--- Start ---
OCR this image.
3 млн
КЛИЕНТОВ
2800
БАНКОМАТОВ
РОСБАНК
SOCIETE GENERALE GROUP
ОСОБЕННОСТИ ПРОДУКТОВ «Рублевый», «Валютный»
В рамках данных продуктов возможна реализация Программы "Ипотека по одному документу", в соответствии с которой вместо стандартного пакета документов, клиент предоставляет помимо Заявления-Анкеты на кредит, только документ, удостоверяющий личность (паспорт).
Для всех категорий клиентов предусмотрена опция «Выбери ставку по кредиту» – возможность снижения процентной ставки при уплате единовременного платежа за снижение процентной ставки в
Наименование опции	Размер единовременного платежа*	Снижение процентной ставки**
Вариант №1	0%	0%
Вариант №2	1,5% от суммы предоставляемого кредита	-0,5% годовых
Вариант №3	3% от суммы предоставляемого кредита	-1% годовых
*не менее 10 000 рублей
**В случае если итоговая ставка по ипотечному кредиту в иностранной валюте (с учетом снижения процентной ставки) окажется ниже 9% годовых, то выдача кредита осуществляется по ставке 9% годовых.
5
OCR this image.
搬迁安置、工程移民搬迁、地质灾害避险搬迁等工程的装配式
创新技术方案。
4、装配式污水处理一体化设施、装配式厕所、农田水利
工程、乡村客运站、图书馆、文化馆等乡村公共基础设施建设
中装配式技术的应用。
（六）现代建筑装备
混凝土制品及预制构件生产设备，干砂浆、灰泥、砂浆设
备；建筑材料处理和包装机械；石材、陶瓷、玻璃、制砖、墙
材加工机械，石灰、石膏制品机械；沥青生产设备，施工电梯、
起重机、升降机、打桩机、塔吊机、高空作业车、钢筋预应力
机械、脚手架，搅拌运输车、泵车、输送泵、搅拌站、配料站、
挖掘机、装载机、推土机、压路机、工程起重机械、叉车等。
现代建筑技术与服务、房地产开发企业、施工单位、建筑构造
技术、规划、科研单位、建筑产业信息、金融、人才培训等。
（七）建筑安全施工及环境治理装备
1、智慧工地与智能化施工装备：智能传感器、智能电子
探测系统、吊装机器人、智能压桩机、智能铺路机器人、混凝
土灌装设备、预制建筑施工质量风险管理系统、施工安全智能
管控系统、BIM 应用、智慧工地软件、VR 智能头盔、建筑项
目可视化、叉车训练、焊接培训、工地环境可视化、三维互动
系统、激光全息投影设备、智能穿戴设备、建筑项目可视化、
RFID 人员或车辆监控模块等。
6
--- End ---
-- TASK DESCRIPTION --
Copy out the whole listing exactly.

-- FINISHED TASK --
OCR this image.
3 млн
КЛИЕНТОВ
2800
БАНКОМАТОВ
РОСБАНК
SOCIETE GENERALE GROUP
ОСОБЕННОСТИ ПРОДУКТОВ «Рублевый», «Валютный»
В рамках данных продуктов возможна реализация Программы "Ипотека по одному документу", в соответствии с которой вместо стандартного пакета документов, клиент предоставляет помимо Заявления-Анкеты на кредит, только документ, удостоверяющий личность (паспорт).
Для всех категорий клиентов предусмотрена опция «Выбери ставку по кредиту» – возможность снижения процентной ставки при уплате единовременного платежа за снижение процентной ставки в
Наименование опции	Размер единовременного платежа*	Снижение процентной ставки**
Вариант №1	0%	0%
Вариант №2	1,5% от суммы предоставляемого кредита	-0,5% годовых
Вариант №3	3% от суммы предоставляемого кредита	-1% годовых
*не менее 10 000 рублей
**В случае если итоговая ставка по ипотечному кредиту в иностранной валюте (с учетом снижения процентной ставки) окажется ниже 9% годовых, то выдача кредита осуществляется по ставке 9% годовых.
5
OCR this image.
搬迁安置、工程移民搬迁、地质灾害避险搬迁等工程的装配式
创新技术方案。
4、装配式污水处理一体化设施、装配式厕所、农田水利
工程、乡村客运站、图书馆、文化馆等乡村公共基础设施建设
中装配式技术的应用。
（六）现代建筑装备
混凝土制品及预制构件生产设备，干砂浆、灰泥、砂浆设
备；建筑材料处理和包装机械；石材、陶瓷、玻璃、制砖、墙
材加工机械，石灰、石膏制品机械；沥青生产设备，施工电梯、
起重机、升降机、打桩机、塔吊机、高空作业车、钢筋预应力
机械、脚手架，搅拌运输车、泵车、输送泵、搅拌站、配料站、
挖掘机、装载机、推土机、压路机、工程起重机械、叉车等。
现代建筑技术与服务、房地产开发企业、施工单位、建筑构造
技术、规划、科研单位、建筑产业信息、金融、人才培训等。
（七）建筑安全施工及环境治理装备
1、智慧工地与智能化施工装备：智能传感器、智能电子
探测系统、吊装机器人、智能压桩机、智能铺路机器人、混凝
土灌装设备、预制建筑施工质量风险管理系统、施工安全智能
管控系统、BIM 应用、智慧工地软件、VR 智能头盔、建筑项
目可视化、叉车训练、焊接培训、工地环境可视化、三维互动
系统、激光全息投影设备、智能穿戴设备、建筑项目可视化、
RFID 人员或车辆监控模块等。
6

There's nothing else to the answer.